- _Stored entries_:

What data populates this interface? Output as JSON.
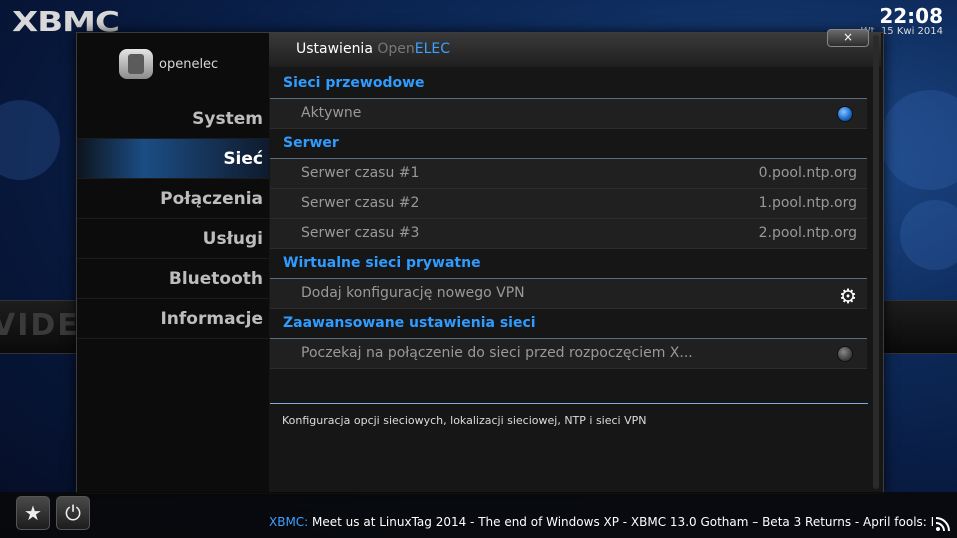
{
  "app": {
    "logo": "XBMC"
  },
  "status": {
    "time": "22:08",
    "date": "Wt, 15 Kwi 2014"
  },
  "background": {
    "band_text": "VIDEO"
  },
  "dialog": {
    "brand": "openelec",
    "title_prefix": "Ustawienia ",
    "title_open": "Open",
    "title_elec": "ELEC",
    "close_label": "×"
  },
  "sidebar": {
    "items": [
      {
        "label": "System",
        "active": false
      },
      {
        "label": "Sieć",
        "active": true
      },
      {
        "label": "Połączenia",
        "active": false
      },
      {
        "label": "Usługi",
        "active": false
      },
      {
        "label": "Bluetooth",
        "active": false
      },
      {
        "label": "Informacje",
        "active": false
      }
    ]
  },
  "settings": {
    "wired_header": "Sieci przewodowe",
    "wired_active_label": "Aktywne",
    "wired_active_on": true,
    "server_header": "Serwer",
    "servers": [
      {
        "label": "Serwer czasu #1",
        "value": "0.pool.ntp.org"
      },
      {
        "label": "Serwer czasu #2",
        "value": "1.pool.ntp.org"
      },
      {
        "label": "Serwer czasu #3",
        "value": "2.pool.ntp.org"
      }
    ],
    "vpn_header": "Wirtualne sieci prywatne",
    "vpn_add_label": "Dodaj konfigurację nowego VPN",
    "advanced_header": "Zaawansowane ustawienia sieci",
    "wait_label": "Poczekaj na połączenie do sieci przed rozpoczęciem X...",
    "wait_on": false
  },
  "description": "Konfiguracja opcji sieciowych, lokalizacji sieciowej, NTP i sieci VPN",
  "ticker": {
    "source": "XBMC: ",
    "text": "Meet us at LinuxTag 2014 - The end of Windows XP - XBMC 13.0 Gotham – Beta 3 Returns - April fools: Intr"
  },
  "icons": {
    "favourites": "star-icon",
    "power": "power-icon",
    "rss": "rss-icon",
    "vpn_add": "gear-icon"
  }
}
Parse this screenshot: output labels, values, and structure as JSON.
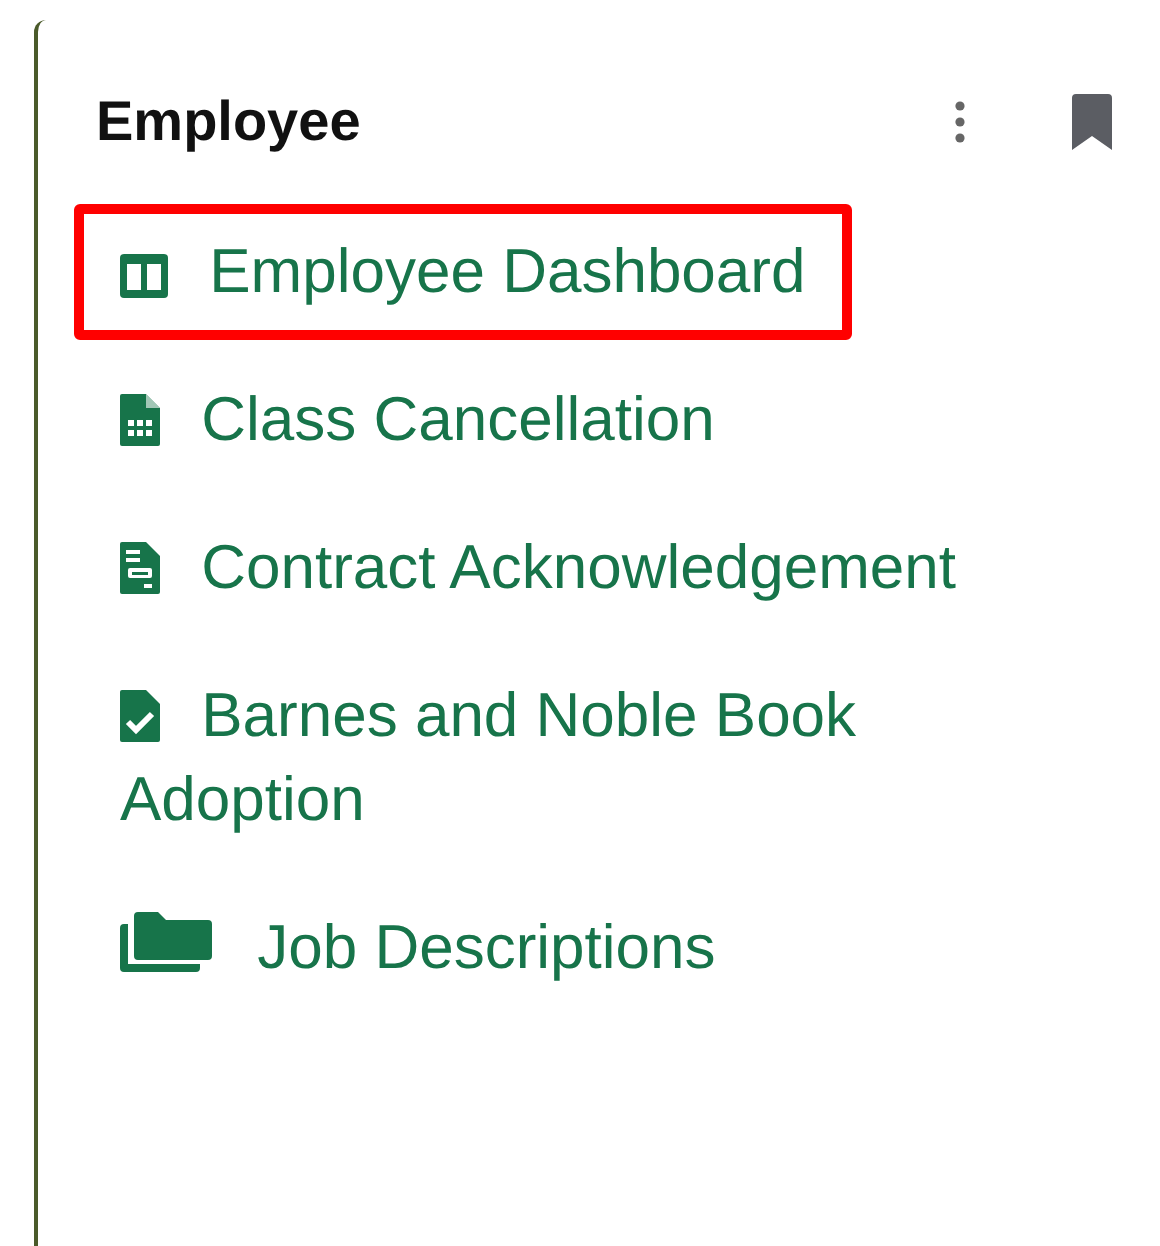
{
  "panel": {
    "title": "Employee"
  },
  "items": [
    {
      "label": "Employee Dashboard",
      "kind": "columns",
      "highlighted": true
    },
    {
      "label": "Class Cancellation",
      "kind": "sheet",
      "highlighted": false
    },
    {
      "label": "Contract Acknowledgement",
      "kind": "form",
      "highlighted": false
    },
    {
      "label": "Barnes and Noble Book Adoption",
      "kind": "check",
      "highlighted": false
    },
    {
      "label": "Job Descriptions",
      "kind": "folders",
      "highlighted": false
    }
  ]
}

- _EXERCISE_: Copy, from the material, each line that holds the string "kind".

- _CORRECT RESPONSE_:
      "kind": "columns",
      "kind": "sheet",
      "kind": "form",
      "kind": "check",
      "kind": "folders",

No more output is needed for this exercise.